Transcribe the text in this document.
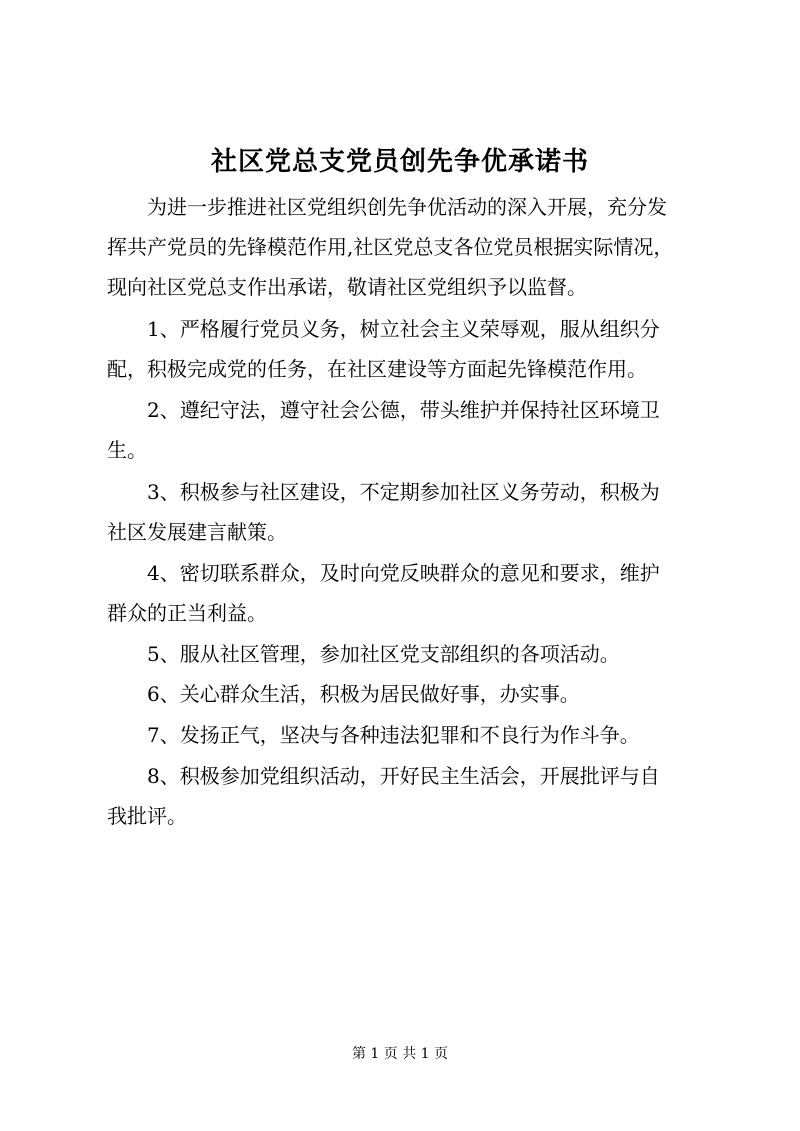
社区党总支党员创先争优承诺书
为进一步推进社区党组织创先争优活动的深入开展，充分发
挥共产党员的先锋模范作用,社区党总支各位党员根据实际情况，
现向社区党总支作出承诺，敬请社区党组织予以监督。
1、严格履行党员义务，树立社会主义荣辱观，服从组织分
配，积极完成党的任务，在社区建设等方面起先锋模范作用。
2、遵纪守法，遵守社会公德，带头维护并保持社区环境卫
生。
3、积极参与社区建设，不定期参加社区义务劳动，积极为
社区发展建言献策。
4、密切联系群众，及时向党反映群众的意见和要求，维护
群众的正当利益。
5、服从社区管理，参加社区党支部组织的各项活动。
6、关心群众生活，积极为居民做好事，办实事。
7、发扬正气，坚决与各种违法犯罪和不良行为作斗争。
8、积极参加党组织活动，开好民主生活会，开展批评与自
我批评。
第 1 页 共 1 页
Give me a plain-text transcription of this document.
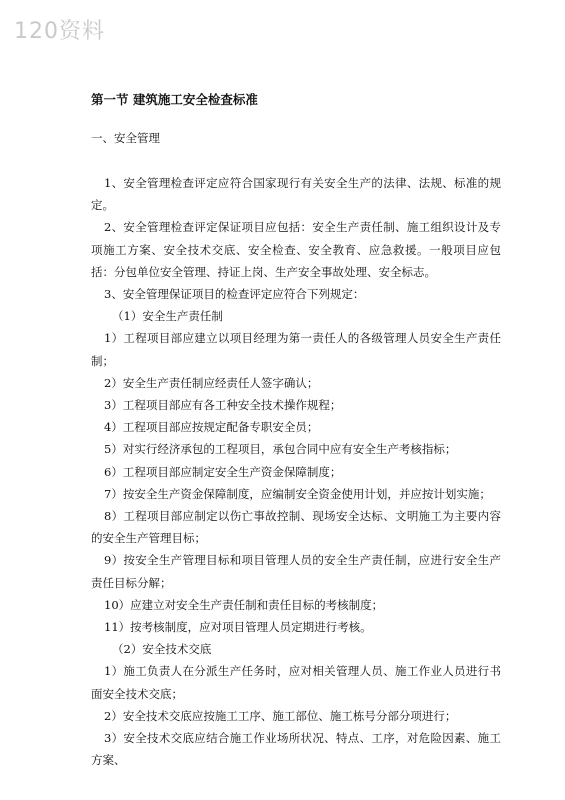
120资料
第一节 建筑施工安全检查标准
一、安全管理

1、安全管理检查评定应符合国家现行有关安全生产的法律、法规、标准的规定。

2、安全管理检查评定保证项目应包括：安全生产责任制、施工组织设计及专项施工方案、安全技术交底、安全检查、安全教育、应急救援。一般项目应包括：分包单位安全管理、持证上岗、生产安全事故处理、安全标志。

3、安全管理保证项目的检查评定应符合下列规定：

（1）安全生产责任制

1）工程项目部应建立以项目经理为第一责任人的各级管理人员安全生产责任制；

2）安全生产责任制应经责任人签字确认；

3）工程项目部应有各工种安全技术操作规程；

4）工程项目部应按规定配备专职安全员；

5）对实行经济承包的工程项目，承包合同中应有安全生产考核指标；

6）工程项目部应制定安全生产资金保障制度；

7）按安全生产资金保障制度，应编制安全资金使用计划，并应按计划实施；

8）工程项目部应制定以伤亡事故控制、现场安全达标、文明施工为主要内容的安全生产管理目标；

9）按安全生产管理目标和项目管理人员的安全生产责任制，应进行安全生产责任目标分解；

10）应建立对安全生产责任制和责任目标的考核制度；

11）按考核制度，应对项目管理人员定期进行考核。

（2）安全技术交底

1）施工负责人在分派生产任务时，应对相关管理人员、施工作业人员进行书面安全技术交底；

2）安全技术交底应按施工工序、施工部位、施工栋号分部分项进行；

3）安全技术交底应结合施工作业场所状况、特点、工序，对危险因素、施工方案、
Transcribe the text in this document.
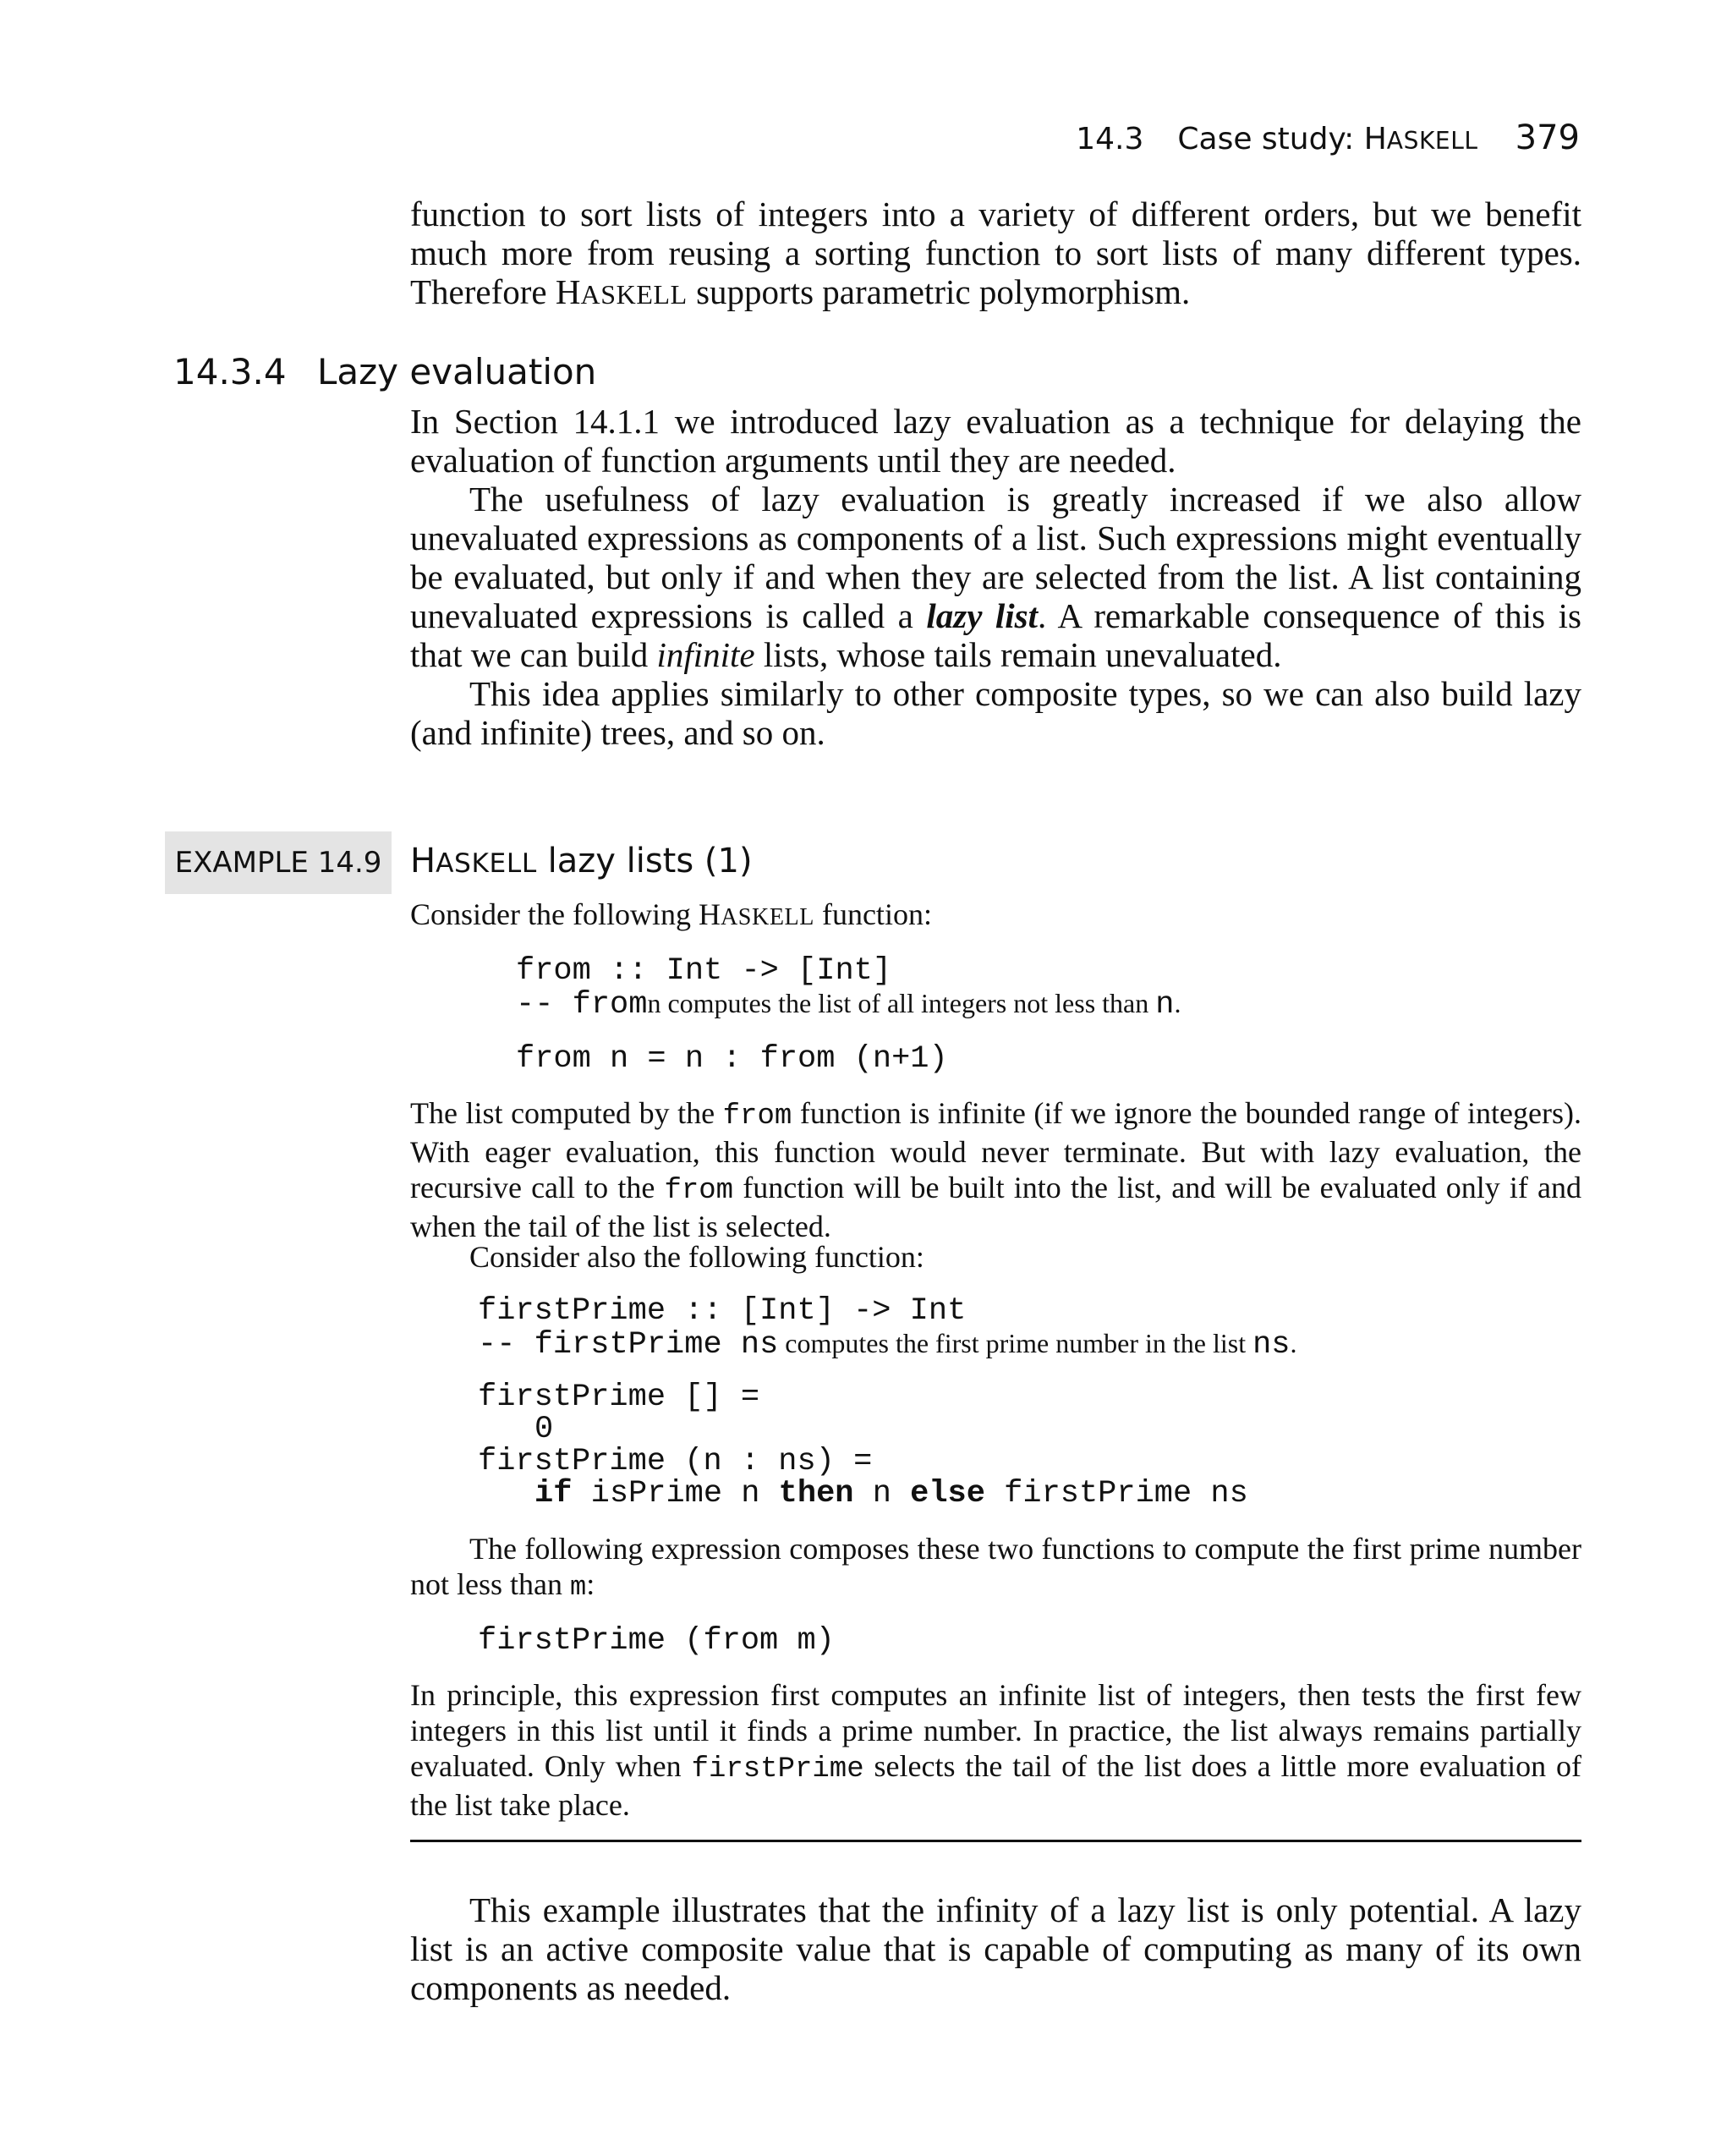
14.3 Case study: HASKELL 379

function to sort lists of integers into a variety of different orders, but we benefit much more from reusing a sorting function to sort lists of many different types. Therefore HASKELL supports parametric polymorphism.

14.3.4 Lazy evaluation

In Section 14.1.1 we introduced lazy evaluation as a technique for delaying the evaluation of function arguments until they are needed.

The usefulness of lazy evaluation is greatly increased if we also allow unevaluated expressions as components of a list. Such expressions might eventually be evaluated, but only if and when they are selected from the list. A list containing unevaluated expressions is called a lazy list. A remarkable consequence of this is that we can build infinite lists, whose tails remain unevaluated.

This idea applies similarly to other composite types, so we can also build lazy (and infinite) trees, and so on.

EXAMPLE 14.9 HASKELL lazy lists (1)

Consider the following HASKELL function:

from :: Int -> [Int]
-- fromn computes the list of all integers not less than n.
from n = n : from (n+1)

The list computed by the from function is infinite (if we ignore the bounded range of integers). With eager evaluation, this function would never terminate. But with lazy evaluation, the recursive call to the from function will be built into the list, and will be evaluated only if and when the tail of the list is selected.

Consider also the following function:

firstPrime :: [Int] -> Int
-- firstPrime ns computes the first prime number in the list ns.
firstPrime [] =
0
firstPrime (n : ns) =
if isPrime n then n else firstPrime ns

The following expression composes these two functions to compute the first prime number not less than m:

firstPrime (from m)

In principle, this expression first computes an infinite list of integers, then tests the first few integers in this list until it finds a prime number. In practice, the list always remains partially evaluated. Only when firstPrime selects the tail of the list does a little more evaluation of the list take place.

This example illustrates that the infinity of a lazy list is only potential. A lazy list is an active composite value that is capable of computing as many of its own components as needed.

==============================

Exactly as written, return every line of the listing, but not the pictures.

Transcribe the text in this document.
社区党总支党员创先争优承诺书
为进一步推进社区党组织创先争优活动的深入开展，充分发
挥共产党员的先锋模范作用,社区党总支各位党员根据实际情况，
现向社区党总支作出承诺，敬请社区党组织予以监督。
1、严格履行党员义务，树立社会主义荣辱观，服从组织分
配，积极完成党的任务，在社区建设等方面起先锋模范作用。
2、遵纪守法，遵守社会公德，带头维护并保持社区环境卫
生。
3、积极参与社区建设，不定期参加社区义务劳动，积极为
社区发展建言献策。
4、密切联系群众，及时向党反映群众的意见和要求，维护
群众的正当利益。
5、服从社区管理，参加社区党支部组织的各项活动。
6、关心群众生活，积极为居民做好事，办实事。
7、发扬正气，坚决与各种违法犯罪和不良行为作斗争。
8、积极参加党组织活动，开好民主生活会，开展批评与自
我批评。
第 1 页 共 1 页
Give me a plain-text transcription of this document.
120资料
第一节 建筑施工安全检查标准
一、安全管理

1、安全管理检查评定应符合国家现行有关安全生产的法律、法规、标准的规定。

2、安全管理检查评定保证项目应包括：安全生产责任制、施工组织设计及专项施工方案、安全技术交底、安全检查、安全教育、应急救援。一般项目应包括：分包单位安全管理、持证上岗、生产安全事故处理、安全标志。

3、安全管理保证项目的检查评定应符合下列规定：

（1）安全生产责任制

1）工程项目部应建立以项目经理为第一责任人的各级管理人员安全生产责任制；

2）安全生产责任制应经责任人签字确认；

3）工程项目部应有各工种安全技术操作规程；

4）工程项目部应按规定配备专职安全员；

5）对实行经济承包的工程项目，承包合同中应有安全生产考核指标；

6）工程项目部应制定安全生产资金保障制度；

7）按安全生产资金保障制度，应编制安全资金使用计划，并应按计划实施；

8）工程项目部应制定以伤亡事故控制、现场安全达标、文明施工为主要内容的安全生产管理目标；

9）按安全生产管理目标和项目管理人员的安全生产责任制，应进行安全生产责任目标分解；

10）应建立对安全生产责任制和责任目标的考核制度；

11）按考核制度，应对项目管理人员定期进行考核。

（2）安全技术交底

1）施工负责人在分派生产任务时，应对相关管理人员、施工作业人员进行书面安全技术交底；

2）安全技术交底应按施工工序、施工部位、施工栋号分部分项进行；

3）安全技术交底应结合施工作业场所状况、特点、工序，对危险因素、施工方案、
Transcribe the text in this document.
14.3 Case study: HASKELL 379

function to sort lists of integers into a variety of different orders, but we benefit much more from reusing a sorting function to sort lists of many different types. Therefore HASKELL supports parametric polymorphism.

14.3.4 Lazy evaluation

In Section 14.1.1 we introduced lazy evaluation as a technique for delaying the evaluation of function arguments until they are needed.

The usefulness of lazy evaluation is greatly increased if we also allow unevaluated expressions as components of a list. Such expressions might eventually be evaluated, but only if and when they are selected from the list. A list containing unevaluated expressions is called a lazy list. A remarkable consequence of this is that we can build infinite lists, whose tails remain unevaluated.

This idea applies similarly to other composite types, so we can also build lazy (and infinite) trees, and so on.

EXAMPLE 14.9 HASKELL lazy lists (1)

Consider the following HASKELL function:

from :: Int -> [Int]
-- fromn computes the list of all integers not less than n.
from n = n : from (n+1)

The list computed by the from function is infinite (if we ignore the bounded range of integers). With eager evaluation, this function would never terminate. But with lazy evaluation, the recursive call to the from function will be built into the list, and will be evaluated only if and when the tail of the list is selected.

Consider also the following function:

firstPrime :: [Int] -> Int
-- firstPrime ns computes the first prime number in the list ns.
firstPrime [] =
0
firstPrime (n : ns) =
if isPrime n then n else firstPrime ns

The following expression composes these two functions to compute the first prime number not less than m:

firstPrime (from m)

In principle, this expression first computes an infinite list of integers, then tests the first few integers in this list until it finds a prime number. In practice, the list always remains partially evaluated. Only when firstPrime selects the tail of the list does a little more evaluation of the list take place.

This example illustrates that the infinity of a lazy list is only potential. A lazy list is an active composite value that is capable of computing as many of its own components as needed.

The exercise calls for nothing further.